■ REQUIRED WORK ■
Every line below must be reproduced exactly. Copy them all.

Source records:
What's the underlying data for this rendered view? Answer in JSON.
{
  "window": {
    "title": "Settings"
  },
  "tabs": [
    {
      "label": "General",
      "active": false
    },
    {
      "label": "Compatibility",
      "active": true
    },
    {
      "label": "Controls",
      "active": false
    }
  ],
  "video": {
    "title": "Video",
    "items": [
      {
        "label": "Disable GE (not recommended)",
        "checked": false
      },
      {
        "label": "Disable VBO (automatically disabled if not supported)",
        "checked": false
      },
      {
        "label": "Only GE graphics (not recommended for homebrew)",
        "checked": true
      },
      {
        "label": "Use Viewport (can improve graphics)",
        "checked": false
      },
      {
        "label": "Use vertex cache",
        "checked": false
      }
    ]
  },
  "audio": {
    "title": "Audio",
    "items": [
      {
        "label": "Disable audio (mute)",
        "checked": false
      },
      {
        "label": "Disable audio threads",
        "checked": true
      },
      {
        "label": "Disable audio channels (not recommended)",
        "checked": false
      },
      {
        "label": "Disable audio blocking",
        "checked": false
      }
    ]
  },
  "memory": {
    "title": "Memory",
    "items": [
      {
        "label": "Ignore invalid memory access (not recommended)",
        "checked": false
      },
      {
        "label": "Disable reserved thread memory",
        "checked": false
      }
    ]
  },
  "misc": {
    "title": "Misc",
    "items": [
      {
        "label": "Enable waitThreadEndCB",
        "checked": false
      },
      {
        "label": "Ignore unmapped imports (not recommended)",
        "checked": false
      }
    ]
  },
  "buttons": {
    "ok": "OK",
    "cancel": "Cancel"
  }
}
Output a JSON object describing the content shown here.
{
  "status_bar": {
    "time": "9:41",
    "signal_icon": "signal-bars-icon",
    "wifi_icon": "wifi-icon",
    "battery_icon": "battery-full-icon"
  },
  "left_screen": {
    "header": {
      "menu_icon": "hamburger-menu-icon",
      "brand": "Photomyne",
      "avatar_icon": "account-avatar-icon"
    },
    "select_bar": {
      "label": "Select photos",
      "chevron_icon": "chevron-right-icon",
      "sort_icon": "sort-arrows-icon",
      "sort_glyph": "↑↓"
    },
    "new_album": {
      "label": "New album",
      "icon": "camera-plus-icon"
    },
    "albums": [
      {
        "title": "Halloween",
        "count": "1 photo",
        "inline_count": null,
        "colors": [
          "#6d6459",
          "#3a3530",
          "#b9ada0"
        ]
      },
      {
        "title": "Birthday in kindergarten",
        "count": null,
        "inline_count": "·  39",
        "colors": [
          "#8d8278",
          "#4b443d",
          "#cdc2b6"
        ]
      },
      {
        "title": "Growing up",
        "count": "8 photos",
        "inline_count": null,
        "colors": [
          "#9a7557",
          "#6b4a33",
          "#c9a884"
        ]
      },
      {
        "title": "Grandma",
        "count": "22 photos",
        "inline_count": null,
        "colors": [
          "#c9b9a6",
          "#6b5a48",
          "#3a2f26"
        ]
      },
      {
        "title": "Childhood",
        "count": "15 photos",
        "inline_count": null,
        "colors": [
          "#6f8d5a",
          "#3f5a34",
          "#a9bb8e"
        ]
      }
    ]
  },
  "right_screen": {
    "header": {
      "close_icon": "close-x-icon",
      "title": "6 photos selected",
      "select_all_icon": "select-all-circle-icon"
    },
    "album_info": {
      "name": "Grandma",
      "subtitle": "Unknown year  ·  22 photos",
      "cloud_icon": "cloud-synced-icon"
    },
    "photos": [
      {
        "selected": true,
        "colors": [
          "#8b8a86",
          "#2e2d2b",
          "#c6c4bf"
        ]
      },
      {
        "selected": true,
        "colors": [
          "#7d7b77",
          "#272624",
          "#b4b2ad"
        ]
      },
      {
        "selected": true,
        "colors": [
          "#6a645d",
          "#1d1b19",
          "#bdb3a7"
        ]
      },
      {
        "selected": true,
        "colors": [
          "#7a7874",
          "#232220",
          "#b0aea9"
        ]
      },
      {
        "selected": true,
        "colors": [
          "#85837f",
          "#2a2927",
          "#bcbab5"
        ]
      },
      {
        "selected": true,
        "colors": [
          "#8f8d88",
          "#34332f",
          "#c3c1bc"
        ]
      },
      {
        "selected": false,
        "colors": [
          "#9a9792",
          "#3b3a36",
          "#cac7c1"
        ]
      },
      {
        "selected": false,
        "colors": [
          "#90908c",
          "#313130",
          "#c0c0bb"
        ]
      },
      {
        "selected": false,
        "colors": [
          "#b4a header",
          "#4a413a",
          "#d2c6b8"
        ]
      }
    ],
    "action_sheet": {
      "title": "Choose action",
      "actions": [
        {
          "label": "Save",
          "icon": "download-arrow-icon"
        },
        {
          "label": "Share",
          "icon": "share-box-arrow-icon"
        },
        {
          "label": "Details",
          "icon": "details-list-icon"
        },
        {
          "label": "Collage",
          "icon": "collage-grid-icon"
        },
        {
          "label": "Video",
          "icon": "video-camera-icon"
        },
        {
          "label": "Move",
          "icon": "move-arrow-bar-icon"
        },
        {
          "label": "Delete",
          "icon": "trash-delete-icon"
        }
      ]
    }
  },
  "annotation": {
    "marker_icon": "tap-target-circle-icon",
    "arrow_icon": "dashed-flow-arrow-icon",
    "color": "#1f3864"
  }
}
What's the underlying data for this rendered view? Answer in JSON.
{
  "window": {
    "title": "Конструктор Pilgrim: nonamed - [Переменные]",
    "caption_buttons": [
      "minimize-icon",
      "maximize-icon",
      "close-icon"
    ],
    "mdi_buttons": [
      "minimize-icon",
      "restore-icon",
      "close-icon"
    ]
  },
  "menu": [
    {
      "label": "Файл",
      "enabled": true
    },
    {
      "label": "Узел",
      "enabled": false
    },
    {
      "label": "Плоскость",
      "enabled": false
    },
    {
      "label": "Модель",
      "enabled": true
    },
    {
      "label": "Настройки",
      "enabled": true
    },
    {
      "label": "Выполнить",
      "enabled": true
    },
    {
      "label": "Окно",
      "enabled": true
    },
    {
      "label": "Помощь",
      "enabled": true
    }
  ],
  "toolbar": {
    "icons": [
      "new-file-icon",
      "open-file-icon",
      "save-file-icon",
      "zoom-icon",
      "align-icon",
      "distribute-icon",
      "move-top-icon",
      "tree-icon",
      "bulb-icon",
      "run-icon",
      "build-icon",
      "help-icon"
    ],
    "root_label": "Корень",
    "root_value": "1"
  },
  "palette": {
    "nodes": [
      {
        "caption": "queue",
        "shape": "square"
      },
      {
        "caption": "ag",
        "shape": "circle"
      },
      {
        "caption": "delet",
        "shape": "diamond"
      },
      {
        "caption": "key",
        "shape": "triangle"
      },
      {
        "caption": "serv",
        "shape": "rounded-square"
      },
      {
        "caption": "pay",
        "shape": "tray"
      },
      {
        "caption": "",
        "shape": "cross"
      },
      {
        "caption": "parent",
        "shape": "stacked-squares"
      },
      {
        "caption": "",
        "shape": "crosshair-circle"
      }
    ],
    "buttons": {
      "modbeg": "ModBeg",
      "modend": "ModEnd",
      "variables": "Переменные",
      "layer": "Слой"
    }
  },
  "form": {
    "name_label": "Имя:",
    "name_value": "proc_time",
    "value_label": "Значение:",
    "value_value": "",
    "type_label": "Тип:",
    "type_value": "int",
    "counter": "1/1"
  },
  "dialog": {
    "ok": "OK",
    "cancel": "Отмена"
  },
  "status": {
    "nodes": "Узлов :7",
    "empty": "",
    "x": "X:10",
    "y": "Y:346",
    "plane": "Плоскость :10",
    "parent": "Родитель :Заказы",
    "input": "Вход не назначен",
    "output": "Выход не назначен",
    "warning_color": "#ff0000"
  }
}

■ EXERCISE RESPONSE ■
What's the underlying data for this rendered view? Answer in JSON.
{
  "window": {
    "title": "Settings"
  },
  "tabs": [
    {
      "label": "General",
      "active": false
    },
    {
      "label": "Compatibility",
      "active": true
    },
    {
      "label": "Controls",
      "active": false
    }
  ],
  "video": {
    "title": "Video",
    "items": [
      {
        "label": "Disable GE (not recommended)",
        "checked": false
      },
      {
        "label": "Disable VBO (automatically disabled if not supported)",
        "checked": false
      },
      {
        "label": "Only GE graphics (not recommended for homebrew)",
        "checked": true
      },
      {
        "label": "Use Viewport (can improve graphics)",
        "checked": false
      },
      {
        "label": "Use vertex cache",
        "checked": false
      }
    ]
  },
  "audio": {
    "title": "Audio",
    "items": [
      {
        "label": "Disable audio (mute)",
        "checked": false
      },
      {
        "label": "Disable audio threads",
        "checked": true
      },
      {
        "label": "Disable audio channels (not recommended)",
        "checked": false
      },
      {
        "label": "Disable audio blocking",
        "checked": false
      }
    ]
  },
  "memory": {
    "title": "Memory",
    "items": [
      {
        "label": "Ignore invalid memory access (not recommended)",
        "checked": false
      },
      {
        "label": "Disable reserved thread memory",
        "checked": false
      }
    ]
  },
  "misc": {
    "title": "Misc",
    "items": [
      {
        "label": "Enable waitThreadEndCB",
        "checked": false
      },
      {
        "label": "Ignore unmapped imports (not recommended)",
        "checked": false
      }
    ]
  },
  "buttons": {
    "ok": "OK",
    "cancel": "Cancel"
  }
}
Output a JSON object describing the content shown here.
{
  "status_bar": {
    "time": "9:41",
    "signal_icon": "signal-bars-icon",
    "wifi_icon": "wifi-icon",
    "battery_icon": "battery-full-icon"
  },
  "left_screen": {
    "header": {
      "menu_icon": "hamburger-menu-icon",
      "brand": "Photomyne",
      "avatar_icon": "account-avatar-icon"
    },
    "select_bar": {
      "label": "Select photos",
      "chevron_icon": "chevron-right-icon",
      "sort_icon": "sort-arrows-icon",
      "sort_glyph": "↑↓"
    },
    "new_album": {
      "label": "New album",
      "icon": "camera-plus-icon"
    },
    "albums": [
      {
        "title": "Halloween",
        "count": "1 photo",
        "inline_count": null,
        "colors": [
          "#6d6459",
          "#3a3530",
          "#b9ada0"
        ]
      },
      {
        "title": "Birthday in kindergarten",
        "count": null,
        "inline_count": "·  39",
        "colors": [
          "#8d8278",
          "#4b443d",
          "#cdc2b6"
        ]
      },
      {
        "title": "Growing up",
        "count": "8 photos",
        "inline_count": null,
        "colors": [
          "#9a7557",
          "#6b4a33",
          "#c9a884"
        ]
      },
      {
        "title": "Grandma",
        "count": "22 photos",
        "inline_count": null,
        "colors": [
          "#c9b9a6",
          "#6b5a48",
          "#3a2f26"
        ]
      },
      {
        "title": "Childhood",
        "count": "15 photos",
        "inline_count": null,
        "colors": [
          "#6f8d5a",
          "#3f5a34",
          "#a9bb8e"
        ]
      }
    ]
  },
  "right_screen": {
    "header": {
      "close_icon": "close-x-icon",
      "title": "6 photos selected",
      "select_all_icon": "select-all-circle-icon"
    },
    "album_info": {
      "name": "Grandma",
      "subtitle": "Unknown year  ·  22 photos",
      "cloud_icon": "cloud-synced-icon"
    },
    "photos": [
      {
        "selected": true,
        "colors": [
          "#8b8a86",
          "#2e2d2b",
          "#c6c4bf"
        ]
      },
      {
        "selected": true,
        "colors": [
          "#7d7b77",
          "#272624",
          "#b4b2ad"
        ]
      },
      {
        "selected": true,
        "colors": [
          "#6a645d",
          "#1d1b19",
          "#bdb3a7"
        ]
      },
      {
        "selected": true,
        "colors": [
          "#7a7874",
          "#232220",
          "#b0aea9"
        ]
      },
      {
        "selected": true,
        "colors": [
          "#85837f",
          "#2a2927",
          "#bcbab5"
        ]
      },
      {
        "selected": true,
        "colors": [
          "#8f8d88",
          "#34332f",
          "#c3c1bc"
        ]
      },
      {
        "selected": false,
        "colors": [
          "#9a9792",
          "#3b3a36",
          "#cac7c1"
        ]
      },
      {
        "selected": false,
        "colors": [
          "#90908c",
          "#313130",
          "#c0c0bb"
        ]
      },
      {
        "selected": false,
        "colors": [
          "#b4a header",
          "#4a413a",
          "#d2c6b8"
        ]
      }
    ],
    "action_sheet": {
      "title": "Choose action",
      "actions": [
        {
          "label": "Save",
          "icon": "download-arrow-icon"
        },
        {
          "label": "Share",
          "icon": "share-box-arrow-icon"
        },
        {
          "label": "Details",
          "icon": "details-list-icon"
        },
        {
          "label": "Collage",
          "icon": "collage-grid-icon"
        },
        {
          "label": "Video",
          "icon": "video-camera-icon"
        },
        {
          "label": "Move",
          "icon": "move-arrow-bar-icon"
        },
        {
          "label": "Delete",
          "icon": "trash-delete-icon"
        }
      ]
    }
  },
  "annotation": {
    "marker_icon": "tap-target-circle-icon",
    "arrow_icon": "dashed-flow-arrow-icon",
    "color": "#1f3864"
  }
}
What's the underlying data for this rendered view? Answer in JSON.
{
  "window": {
    "title": "Конструктор Pilgrim: nonamed - [Переменные]",
    "caption_buttons": [
      "minimize-icon",
      "maximize-icon",
      "close-icon"
    ],
    "mdi_buttons": [
      "minimize-icon",
      "restore-icon",
      "close-icon"
    ]
  },
  "menu": [
    {
      "label": "Файл",
      "enabled": true
    },
    {
      "label": "Узел",
      "enabled": false
    },
    {
      "label": "Плоскость",
      "enabled": false
    },
    {
      "label": "Модель",
      "enabled": true
    },
    {
      "label": "Настройки",
      "enabled": true
    },
    {
      "label": "Выполнить",
      "enabled": true
    },
    {
      "label": "Окно",
      "enabled": true
    },
    {
      "label": "Помощь",
      "enabled": true
    }
  ],
  "toolbar": {
    "icons": [
      "new-file-icon",
      "open-file-icon",
      "save-file-icon",
      "zoom-icon",
      "align-icon",
      "distribute-icon",
      "move-top-icon",
      "tree-icon",
      "bulb-icon",
      "run-icon",
      "build-icon",
      "help-icon"
    ],
    "root_label": "Корень",
    "root_value": "1"
  },
  "palette": {
    "nodes": [
      {
        "caption": "queue",
        "shape": "square"
      },
      {
        "caption": "ag",
        "shape": "circle"
      },
      {
        "caption": "delet",
        "shape": "diamond"
      },
      {
        "caption": "key",
        "shape": "triangle"
      },
      {
        "caption": "serv",
        "shape": "rounded-square"
      },
      {
        "caption": "pay",
        "shape": "tray"
      },
      {
        "caption": "",
        "shape": "cross"
      },
      {
        "caption": "parent",
        "shape": "stacked-squares"
      },
      {
        "caption": "",
        "shape": "crosshair-circle"
      }
    ],
    "buttons": {
      "modbeg": "ModBeg",
      "modend": "ModEnd",
      "variables": "Переменные",
      "layer": "Слой"
    }
  },
  "form": {
    "name_label": "Имя:",
    "name_value": "proc_time",
    "value_label": "Значение:",
    "value_value": "",
    "type_label": "Тип:",
    "type_value": "int",
    "counter": "1/1"
  },
  "dialog": {
    "ok": "OK",
    "cancel": "Отмена"
  },
  "status": {
    "nodes": "Узлов :7",
    "empty": "",
    "x": "X:10",
    "y": "Y:346",
    "plane": "Плоскость :10",
    "parent": "Родитель :Заказы",
    "input": "Вход не назначен",
    "output": "Выход не назначен",
    "warning_color": "#ff0000"
  }
}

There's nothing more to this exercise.